Excerpt from a dataset
──────────

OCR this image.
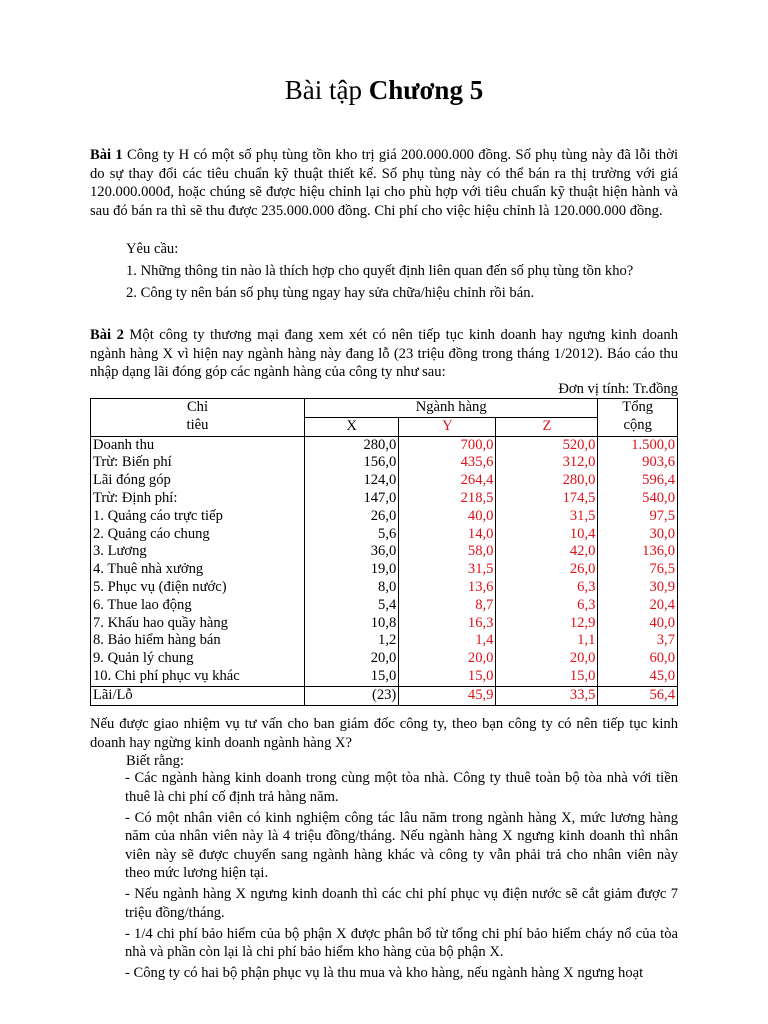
Bài tập Chương 5

Bài 1 Công ty H có một số phụ tùng tồn kho trị giá 200.000.000 đồng. Số phụ tùng này đã lỗi thời do sự thay đổi các tiêu chuẩn kỹ thuật thiết kế. Số phụ tùng này có thể bán ra thị trường với giá 120.000.000đ, hoặc chúng sẽ được hiệu chỉnh lại cho phù hợp với tiêu chuẩn kỹ thuật hiện hành và sau đó bán ra thì sẽ thu được 235.000.000 đồng. Chi phí cho việc hiệu chỉnh là 120.000.000 đồng.

Yêu cầu:
1. Những thông tin nào là thích hợp cho quyết định liên quan đến số phụ tùng tồn kho?
2. Công ty nên bán số phụ tùng ngay hay sửa chữa/hiệu chỉnh rồi bán.

Bài 2 Một công ty thương mại đang xem xét có nên tiếp tục kinh doanh hay ngưng kinh doanh ngành hàng X vì hiện nay ngành hàng này đang lỗ (23 triệu đồng trong tháng 1/2012). Báo cáo thu nhập dạng lãi đóng góp các ngành hàng của công ty như sau:

Đơn vị tính: Tr.đồng
Chỉ
tiêu	Ngành hàng			Tổng
cộng
	X	Y	Z	
Doanh thu	280,0	700,0	520,0	1.500,0
Trừ: Biến phí	156,0	435,6	312,0	903,6
Lãi đóng góp	124,0	264,4	280,0	596,4
Trừ: Định phí:	147,0	218,5	174,5	540,0
1. Quảng cáo trực tiếp	26,0	40,0	31,5	97,5
2. Quảng cáo chung	5,6	14,0	10,4	30,0
3. Lương	36,0	58,0	42,0	136,0
4. Thuê nhà xưởng	19,0	31,5	26,0	76,5
5. Phục vụ (điện nước)	8,0	13,6	6,3	30,9
6. Thue lao động	5,4	8,7	6,3	20,4
7. Khấu hao quầy hàng	10,8	16,3	12,9	40,0
8. Bảo hiểm hàng bán	1,2	1,4	1,1	3,7
9. Quản lý chung	20,0	20,0	20,0	60,0
10. Chi phí phục vụ khác	15,0	15,0	15,0	45,0
Lãi/Lỗ	(23)	45,9	33,5	56,4

Nếu được giao nhiệm vụ tư vấn cho ban giám đốc công ty, theo bạn công ty có nên tiếp tục kinh doanh hay ngừng kinh doanh ngành hàng X?

Biết rằng:

- Các ngành hàng kinh doanh trong cùng một tòa nhà. Công ty thuê toàn bộ tòa nhà với tiền thuê là chi phí cố định trả hàng năm.

- Có một nhân viên có kinh nghiệm công tác lâu năm trong ngành hàng X, mức lương hàng năm của nhân viên này là 4 triệu đồng/tháng. Nếu ngành hàng X ngưng kinh doanh thì nhân viên này sẽ được chuyển sang ngành hàng khác và công ty vẫn phải trả cho nhân viên này theo mức lương hiện tại.

- Nếu ngành hàng X ngưng kinh doanh thì các chi phí phục vụ điện nước sẽ cắt giảm được 7 triệu đồng/tháng.

- 1/4 chi phí bảo hiểm của bộ phận X được phân bổ từ tổng chi phí bảo hiểm cháy nổ của tòa nhà và phần còn lại là chi phí bảo hiểm kho hàng của bộ phận X.

- Công ty có hai bộ phận phục vụ là thu mua và kho hàng, nếu ngành hàng X ngưng hoạt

──────────

> _Written problem_
Set the data above down again exactly as given, with no pictures.

> _Answer to this problem_
OCR this image.
Bài tập Chương 5

Bài 1 Công ty H có một số phụ tùng tồn kho trị giá 200.000.000 đồng. Số phụ tùng này đã lỗi thời do sự thay đổi các tiêu chuẩn kỹ thuật thiết kế. Số phụ tùng này có thể bán ra thị trường với giá 120.000.000đ, hoặc chúng sẽ được hiệu chỉnh lại cho phù hợp với tiêu chuẩn kỹ thuật hiện hành và sau đó bán ra thì sẽ thu được 235.000.000 đồng. Chi phí cho việc hiệu chỉnh là 120.000.000 đồng.

Yêu cầu:
1. Những thông tin nào là thích hợp cho quyết định liên quan đến số phụ tùng tồn kho?
2. Công ty nên bán số phụ tùng ngay hay sửa chữa/hiệu chỉnh rồi bán.

Bài 2 Một công ty thương mại đang xem xét có nên tiếp tục kinh doanh hay ngưng kinh doanh ngành hàng X vì hiện nay ngành hàng này đang lỗ (23 triệu đồng trong tháng 1/2012). Báo cáo thu nhập dạng lãi đóng góp các ngành hàng của công ty như sau:

Đơn vị tính: Tr.đồng
Chỉ
tiêu	Ngành hàng			Tổng
cộng
	X	Y	Z	
Doanh thu	280,0	700,0	520,0	1.500,0
Trừ: Biến phí	156,0	435,6	312,0	903,6
Lãi đóng góp	124,0	264,4	280,0	596,4
Trừ: Định phí:	147,0	218,5	174,5	540,0
1. Quảng cáo trực tiếp	26,0	40,0	31,5	97,5
2. Quảng cáo chung	5,6	14,0	10,4	30,0
3. Lương	36,0	58,0	42,0	136,0
4. Thuê nhà xưởng	19,0	31,5	26,0	76,5
5. Phục vụ (điện nước)	8,0	13,6	6,3	30,9
6. Thue lao động	5,4	8,7	6,3	20,4
7. Khấu hao quầy hàng	10,8	16,3	12,9	40,0
8. Bảo hiểm hàng bán	1,2	1,4	1,1	3,7
9. Quản lý chung	20,0	20,0	20,0	60,0
10. Chi phí phục vụ khác	15,0	15,0	15,0	45,0
Lãi/Lỗ	(23)	45,9	33,5	56,4

Nếu được giao nhiệm vụ tư vấn cho ban giám đốc công ty, theo bạn công ty có nên tiếp tục kinh doanh hay ngừng kinh doanh ngành hàng X?

Biết rằng:

- Các ngành hàng kinh doanh trong cùng một tòa nhà. Công ty thuê toàn bộ tòa nhà với tiền thuê là chi phí cố định trả hàng năm.

- Có một nhân viên có kinh nghiệm công tác lâu năm trong ngành hàng X, mức lương hàng năm của nhân viên này là 4 triệu đồng/tháng. Nếu ngành hàng X ngưng kinh doanh thì nhân viên này sẽ được chuyển sang ngành hàng khác và công ty vẫn phải trả cho nhân viên này theo mức lương hiện tại.

- Nếu ngành hàng X ngưng kinh doanh thì các chi phí phục vụ điện nước sẽ cắt giảm được 7 triệu đồng/tháng.

- 1/4 chi phí bảo hiểm của bộ phận X được phân bổ từ tổng chi phí bảo hiểm cháy nổ của tòa nhà và phần còn lại là chi phí bảo hiểm kho hàng của bộ phận X.

- Công ty có hai bộ phận phục vụ là thu mua và kho hàng, nếu ngành hàng X ngưng hoạt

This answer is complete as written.